→ YOUR GOAL: Scan the following material for the string "title" and copy each line in which it appears.
══ DATA TO PROCESS ══
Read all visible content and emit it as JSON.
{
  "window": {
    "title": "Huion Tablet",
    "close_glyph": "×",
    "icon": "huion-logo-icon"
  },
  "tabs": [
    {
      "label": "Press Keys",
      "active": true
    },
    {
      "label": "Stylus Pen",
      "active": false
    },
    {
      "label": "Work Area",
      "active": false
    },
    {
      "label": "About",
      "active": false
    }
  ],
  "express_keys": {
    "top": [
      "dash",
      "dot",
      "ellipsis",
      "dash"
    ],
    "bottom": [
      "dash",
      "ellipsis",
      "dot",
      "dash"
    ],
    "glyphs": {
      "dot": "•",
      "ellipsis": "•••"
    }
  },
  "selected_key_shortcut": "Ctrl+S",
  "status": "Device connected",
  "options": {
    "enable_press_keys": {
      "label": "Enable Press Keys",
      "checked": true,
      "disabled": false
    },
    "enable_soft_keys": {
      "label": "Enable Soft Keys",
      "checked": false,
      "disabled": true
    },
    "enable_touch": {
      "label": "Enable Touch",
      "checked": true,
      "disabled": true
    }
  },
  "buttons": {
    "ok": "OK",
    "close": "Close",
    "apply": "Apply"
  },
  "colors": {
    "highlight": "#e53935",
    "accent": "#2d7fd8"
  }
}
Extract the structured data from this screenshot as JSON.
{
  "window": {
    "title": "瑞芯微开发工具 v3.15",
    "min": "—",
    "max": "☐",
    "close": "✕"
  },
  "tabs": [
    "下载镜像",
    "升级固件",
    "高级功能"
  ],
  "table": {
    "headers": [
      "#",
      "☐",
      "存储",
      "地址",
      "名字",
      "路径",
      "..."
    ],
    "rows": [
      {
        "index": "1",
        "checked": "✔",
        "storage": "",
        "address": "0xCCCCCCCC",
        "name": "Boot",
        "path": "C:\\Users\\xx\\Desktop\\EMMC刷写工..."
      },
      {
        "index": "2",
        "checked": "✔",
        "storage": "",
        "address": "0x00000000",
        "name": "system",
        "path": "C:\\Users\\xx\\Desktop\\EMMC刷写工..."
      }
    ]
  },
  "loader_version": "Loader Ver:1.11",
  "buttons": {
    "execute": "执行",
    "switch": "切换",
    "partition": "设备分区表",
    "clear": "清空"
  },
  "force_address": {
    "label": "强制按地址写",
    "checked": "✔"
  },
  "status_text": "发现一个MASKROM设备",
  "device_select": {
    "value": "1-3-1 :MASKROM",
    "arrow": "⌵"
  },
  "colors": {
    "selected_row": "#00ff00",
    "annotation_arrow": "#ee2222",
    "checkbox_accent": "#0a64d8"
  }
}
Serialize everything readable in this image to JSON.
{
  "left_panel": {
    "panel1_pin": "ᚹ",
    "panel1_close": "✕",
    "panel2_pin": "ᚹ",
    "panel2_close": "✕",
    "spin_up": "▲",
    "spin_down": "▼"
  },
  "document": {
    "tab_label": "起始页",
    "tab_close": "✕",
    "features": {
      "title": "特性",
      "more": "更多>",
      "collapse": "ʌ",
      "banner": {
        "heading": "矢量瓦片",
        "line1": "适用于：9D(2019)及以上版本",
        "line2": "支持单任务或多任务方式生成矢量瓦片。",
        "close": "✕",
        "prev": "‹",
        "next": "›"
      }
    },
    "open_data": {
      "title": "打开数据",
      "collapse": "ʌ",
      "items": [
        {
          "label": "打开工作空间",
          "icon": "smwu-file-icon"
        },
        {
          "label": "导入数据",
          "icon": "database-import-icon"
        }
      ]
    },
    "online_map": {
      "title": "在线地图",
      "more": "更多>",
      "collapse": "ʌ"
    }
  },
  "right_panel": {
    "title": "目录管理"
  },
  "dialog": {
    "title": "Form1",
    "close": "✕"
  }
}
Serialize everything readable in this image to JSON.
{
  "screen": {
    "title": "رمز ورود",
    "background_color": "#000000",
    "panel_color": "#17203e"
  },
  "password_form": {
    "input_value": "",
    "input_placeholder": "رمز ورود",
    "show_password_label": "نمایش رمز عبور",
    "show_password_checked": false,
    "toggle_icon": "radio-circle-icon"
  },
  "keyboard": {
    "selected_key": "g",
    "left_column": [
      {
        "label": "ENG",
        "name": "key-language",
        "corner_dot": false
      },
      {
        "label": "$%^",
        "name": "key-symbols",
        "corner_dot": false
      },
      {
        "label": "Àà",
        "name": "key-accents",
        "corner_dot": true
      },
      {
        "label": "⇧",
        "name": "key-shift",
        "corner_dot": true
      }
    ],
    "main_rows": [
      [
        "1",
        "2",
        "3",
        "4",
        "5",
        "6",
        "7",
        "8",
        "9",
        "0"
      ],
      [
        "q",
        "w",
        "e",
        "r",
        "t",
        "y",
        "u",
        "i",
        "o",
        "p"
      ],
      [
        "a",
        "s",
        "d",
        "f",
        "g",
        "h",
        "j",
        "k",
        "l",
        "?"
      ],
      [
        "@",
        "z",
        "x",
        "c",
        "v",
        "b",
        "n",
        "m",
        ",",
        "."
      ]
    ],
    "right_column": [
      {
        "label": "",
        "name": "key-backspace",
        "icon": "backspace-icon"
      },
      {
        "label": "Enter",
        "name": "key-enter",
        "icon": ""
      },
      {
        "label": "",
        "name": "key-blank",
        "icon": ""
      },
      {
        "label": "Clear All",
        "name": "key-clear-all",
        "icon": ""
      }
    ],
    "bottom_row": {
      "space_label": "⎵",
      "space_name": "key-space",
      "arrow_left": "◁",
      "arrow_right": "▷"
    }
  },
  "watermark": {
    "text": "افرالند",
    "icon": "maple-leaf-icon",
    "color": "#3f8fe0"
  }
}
═══
→ FINISHED TASK:
    "title": "Huion Tablet",
    "title": "瑞芯微开发工具 v3.15",
      "title": "特性",
      "title": "打开数据",
      "title": "在线地图",
    "title": "目录管理"
    "title": "Form1",
    "title": "رمز ورود",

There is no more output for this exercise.